— Document —
════════

This mechanism may be more palatable to core gamers who dislike social games. It resonates with real world dialog (e.g., "I'm out of cash; I need to come back when I have more.") and gives players more control over their decision.

Many goals and achievements 
This mechanism provides moments of joy spread out throughout the gameplay, to counter boredom and grinding feeling. The mechanism could also be tied to the previous mechanism of giving more power/rewards upon achieving a goal or achievement, which lead to optimization decision and meaningful direction.

New Game Plus 
As a late-game or advanced mechanism, some games feature a reset-based system or "New Game Plus", a term coined by Chrono Trigger (1995), where the player resets the progress of their game and gains another form of currency (prestige). This new currency is normally used to gain global bonuses that do not disappear after a reset, allowing the player to go further than the previous reset, or let the player replay the game with a greater power, often with several choices upon restart. This eventually would create an infinite game replays and various strategy of playing. It creates another layer of loop: players play from the start. Tap Titans (2014, by Game Hive) is a pioneer of the prestige mechanics in mobile games.

This mechanism is mostly optional; player could choose to "prestige" once they feel they hit the wall and felt their progress is getting slower (compared to the cost). This mechanism gives players a sense of a rush of progress, which feels very rewarding. Some games include multiple layers of prestiging, thereby making new content, meta-currencies or gameplay available.  Realm Grinder by Divine Games (2015), introduced abdicating, reincarnating, and ascending.

Open-ended or closed gameplay loops 
Incremental games vary as to whether they have a victory condition: games like Cookie Clicker allow the players to play indefinitely, while games like Candy Box! or Universal Paperclips feature endings that can be reached after a certain amount of progress is made.

Monetization 
Pioneered by AdVenture Capitalist, developers may sell premium boost such as instant currency infusion (usually a percentage of current rate of income) or sometimes wrapped as a "time-warp" (instantly gain x-hours of future income), permanent boost multiplier that persist after each prestiging, instant prestige (claiming prestige without starting over), protection against negative events, gacha system (random draws of a character or a permanent bonus), and event currencies.

On the other side, they may also deliver advertisements for players to receive minor rewards, such as short burst of cash, doubling offline earnings, small amount of premium currency, brief powerful boost/medium-length small boost, extra prestige points upon prestiging, relief of a negative status, etc.

History

According to Anthony Pecorella in his GDC summit talks, the first idle game was attributed to Progress Quest (2002) by Eric Fredriksen, which is a parody of MMORPG's stats and auto-attack. He argued that Kongregate was an early breeding ground for the genre, as some people just want to chat, so, the first game of the genre was aptly titled Kongregate Chat (July 24, 2007, by John Cooney), where the game just run by itself, and people are just chatting in the chat section of the game. While one of the first visual idle games ("rudimentary RPG" according to Pecorella) was Ayumilove's HackerStory v1 (2008, by Ayumilove), which was a parody of bot grinding in a Maple Story game, a famous MMORPG from Korea at that time.

════════

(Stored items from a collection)
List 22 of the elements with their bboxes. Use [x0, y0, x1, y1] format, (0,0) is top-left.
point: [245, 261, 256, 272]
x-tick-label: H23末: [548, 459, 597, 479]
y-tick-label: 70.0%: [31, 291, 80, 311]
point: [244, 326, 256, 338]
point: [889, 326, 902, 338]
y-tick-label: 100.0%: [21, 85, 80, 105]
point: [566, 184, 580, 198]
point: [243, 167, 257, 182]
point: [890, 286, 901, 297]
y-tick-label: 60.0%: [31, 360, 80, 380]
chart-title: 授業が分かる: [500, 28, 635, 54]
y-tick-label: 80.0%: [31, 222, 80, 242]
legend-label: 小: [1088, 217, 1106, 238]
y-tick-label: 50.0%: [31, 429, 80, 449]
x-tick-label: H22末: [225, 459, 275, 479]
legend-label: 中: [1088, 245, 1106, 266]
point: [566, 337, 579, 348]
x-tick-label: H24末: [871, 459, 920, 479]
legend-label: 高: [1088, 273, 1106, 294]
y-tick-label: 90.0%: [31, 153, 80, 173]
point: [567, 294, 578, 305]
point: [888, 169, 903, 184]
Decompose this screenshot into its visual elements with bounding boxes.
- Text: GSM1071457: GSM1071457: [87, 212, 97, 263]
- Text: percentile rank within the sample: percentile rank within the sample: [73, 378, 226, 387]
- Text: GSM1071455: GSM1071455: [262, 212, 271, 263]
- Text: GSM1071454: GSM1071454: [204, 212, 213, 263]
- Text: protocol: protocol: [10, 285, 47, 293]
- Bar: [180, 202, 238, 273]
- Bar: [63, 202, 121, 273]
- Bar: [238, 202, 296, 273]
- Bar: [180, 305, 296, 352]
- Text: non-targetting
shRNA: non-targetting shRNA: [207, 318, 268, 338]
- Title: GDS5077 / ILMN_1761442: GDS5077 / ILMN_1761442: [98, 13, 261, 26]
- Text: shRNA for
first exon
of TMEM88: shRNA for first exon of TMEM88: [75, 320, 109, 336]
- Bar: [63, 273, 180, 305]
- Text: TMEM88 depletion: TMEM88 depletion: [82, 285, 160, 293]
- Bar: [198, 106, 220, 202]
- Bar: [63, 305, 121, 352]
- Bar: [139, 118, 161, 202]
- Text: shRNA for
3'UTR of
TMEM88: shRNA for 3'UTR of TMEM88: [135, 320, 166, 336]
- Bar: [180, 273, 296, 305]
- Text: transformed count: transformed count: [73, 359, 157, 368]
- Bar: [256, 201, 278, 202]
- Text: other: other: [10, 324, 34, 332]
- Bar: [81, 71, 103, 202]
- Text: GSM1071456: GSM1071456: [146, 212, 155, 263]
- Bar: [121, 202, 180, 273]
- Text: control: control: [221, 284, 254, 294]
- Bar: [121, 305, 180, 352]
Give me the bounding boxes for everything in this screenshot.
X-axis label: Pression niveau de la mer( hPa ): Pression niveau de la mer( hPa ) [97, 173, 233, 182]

════════

— Task list —
a. Answer these questions using the passage on incremental games:
(i) Which game coined the term "New Game Plus", and in what year was it released?
(ii) Which game pioneered the sale of premium boosts?
(iii) According to Anthony Pecorella, which game was the first idle game attributed to?
b. Print the section of the passage on incremental games from "Monetization" up to and including "negative status, etc.".
c. Turn the paragraph of the passage on incremental games that begins "Pioneered by AdVenture Capitalist" into a bulleted list that keeps its main facts.

— Complete answers —
a.
(i) Chrono Trigger, released in 1995.
(ii) AdVenture Capitalist.
(iii) Progress Quest (2002) by Eric Fredriksen.

b.
Monetization 
Pioneered by AdVenture Capitalist, developers may sell premium boost such as instant currency infusion (usually a percentage of current rate of income) or sometimes wrapped as a "time-warp" (instantly gain x-hours of future income), permanent boost multiplier that persist after each prestiging, instant prestige (claiming prestige without starting over), protection against negative events, gacha system (random draws of a character or a permanent bonus), and event currencies.

On the other side, they may also deliver advertisements for players to receive minor rewards, such as short burst of cash, doubling offline earnings, small amount of premium currency, brief powerful boost/medium-length small boost, extra prestige points upon prestiging, relief of a negative status, etc.

c.
Premium boosts developers may sell, a practice pioneered by AdVenture Capitalist:
- instant currency infusion, usually a percentage of the current income rate, sometimes packaged as a "time-warp" that instantly grants x hours of future income
- permanent boost multipliers that persist after each prestiging
- instant prestige, which claims prestige without starting over
- protection against negative events
- gacha systems, which give random draws of a character or a permanent bonus
- event currencies